**TASK DESCRIPTION**. Would you transcribe all of the data exactly, down to the last character?

**DATA SECTION**.
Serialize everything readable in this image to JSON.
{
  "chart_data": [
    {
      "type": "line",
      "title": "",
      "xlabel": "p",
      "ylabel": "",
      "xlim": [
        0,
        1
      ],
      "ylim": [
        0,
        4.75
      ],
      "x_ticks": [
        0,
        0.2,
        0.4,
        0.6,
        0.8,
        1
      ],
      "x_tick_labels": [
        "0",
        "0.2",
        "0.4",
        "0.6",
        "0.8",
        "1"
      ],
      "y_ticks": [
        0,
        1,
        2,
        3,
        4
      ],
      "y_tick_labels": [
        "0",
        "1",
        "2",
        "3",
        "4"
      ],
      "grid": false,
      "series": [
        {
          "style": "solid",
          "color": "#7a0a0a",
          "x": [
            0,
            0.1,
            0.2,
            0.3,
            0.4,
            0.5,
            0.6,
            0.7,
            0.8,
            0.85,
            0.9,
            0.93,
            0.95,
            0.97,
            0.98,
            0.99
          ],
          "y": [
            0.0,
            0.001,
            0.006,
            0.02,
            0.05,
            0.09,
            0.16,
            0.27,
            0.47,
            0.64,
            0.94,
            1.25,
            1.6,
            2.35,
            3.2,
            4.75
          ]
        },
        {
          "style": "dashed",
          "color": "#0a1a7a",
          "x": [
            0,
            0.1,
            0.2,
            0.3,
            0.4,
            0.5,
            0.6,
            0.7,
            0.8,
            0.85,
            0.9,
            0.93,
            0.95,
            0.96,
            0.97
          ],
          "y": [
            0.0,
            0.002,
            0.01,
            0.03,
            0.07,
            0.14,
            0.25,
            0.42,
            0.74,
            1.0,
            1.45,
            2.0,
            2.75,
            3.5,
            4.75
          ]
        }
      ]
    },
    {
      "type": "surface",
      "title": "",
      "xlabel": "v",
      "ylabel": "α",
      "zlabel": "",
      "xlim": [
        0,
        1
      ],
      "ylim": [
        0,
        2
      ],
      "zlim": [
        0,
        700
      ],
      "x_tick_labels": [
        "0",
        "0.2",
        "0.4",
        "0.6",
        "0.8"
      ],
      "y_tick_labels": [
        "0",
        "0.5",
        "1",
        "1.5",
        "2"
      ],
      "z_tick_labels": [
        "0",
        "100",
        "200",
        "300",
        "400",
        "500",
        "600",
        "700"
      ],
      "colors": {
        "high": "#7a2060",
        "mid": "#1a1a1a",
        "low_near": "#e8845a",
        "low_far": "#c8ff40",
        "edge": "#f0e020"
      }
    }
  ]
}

**EXPECTED ANSWER**.
Serialize everything readable in this image to JSON.
{
  "chart_data": [
    {
      "type": "line",
      "title": "",
      "xlabel": "p",
      "ylabel": "",
      "xlim": [
        0,
        1
      ],
      "ylim": [
        0,
        4.75
      ],
      "x_ticks": [
        0,
        0.2,
        0.4,
        0.6,
        0.8,
        1
      ],
      "x_tick_labels": [
        "0",
        "0.2",
        "0.4",
        "0.6",
        "0.8",
        "1"
      ],
      "y_ticks": [
        0,
        1,
        2,
        3,
        4
      ],
      "y_tick_labels": [
        "0",
        "1",
        "2",
        "3",
        "4"
      ],
      "grid": false,
      "series": [
        {
          "style": "solid",
          "color": "#7a0a0a",
          "x": [
            0,
            0.1,
            0.2,
            0.3,
            0.4,
            0.5,
            0.6,
            0.7,
            0.8,
            0.85,
            0.9,
            0.93,
            0.95,
            0.97,
            0.98,
            0.99
          ],
          "y": [
            0.0,
            0.001,
            0.006,
            0.02,
            0.05,
            0.09,
            0.16,
            0.27,
            0.47,
            0.64,
            0.94,
            1.25,
            1.6,
            2.35,
            3.2,
            4.75
          ]
        },
        {
          "style": "dashed",
          "color": "#0a1a7a",
          "x": [
            0,
            0.1,
            0.2,
            0.3,
            0.4,
            0.5,
            0.6,
            0.7,
            0.8,
            0.85,
            0.9,
            0.93,
            0.95,
            0.96,
            0.97
          ],
          "y": [
            0.0,
            0.002,
            0.01,
            0.03,
            0.07,
            0.14,
            0.25,
            0.42,
            0.74,
            1.0,
            1.45,
            2.0,
            2.75,
            3.5,
            4.75
          ]
        }
      ]
    },
    {
      "type": "surface",
      "title": "",
      "xlabel": "v",
      "ylabel": "α",
      "zlabel": "",
      "xlim": [
        0,
        1
      ],
      "ylim": [
        0,
        2
      ],
      "zlim": [
        0,
        700
      ],
      "x_tick_labels": [
        "0",
        "0.2",
        "0.4",
        "0.6",
        "0.8"
      ],
      "y_tick_labels": [
        "0",
        "0.5",
        "1",
        "1.5",
        "2"
      ],
      "z_tick_labels": [
        "0",
        "100",
        "200",
        "300",
        "400",
        "500",
        "600",
        "700"
      ],
      "colors": {
        "high": "#7a2060",
        "mid": "#1a1a1a",
        "low_near": "#e8845a",
        "low_far": "#c8ff40",
        "edge": "#f0e020"
      }
    }
  ]
}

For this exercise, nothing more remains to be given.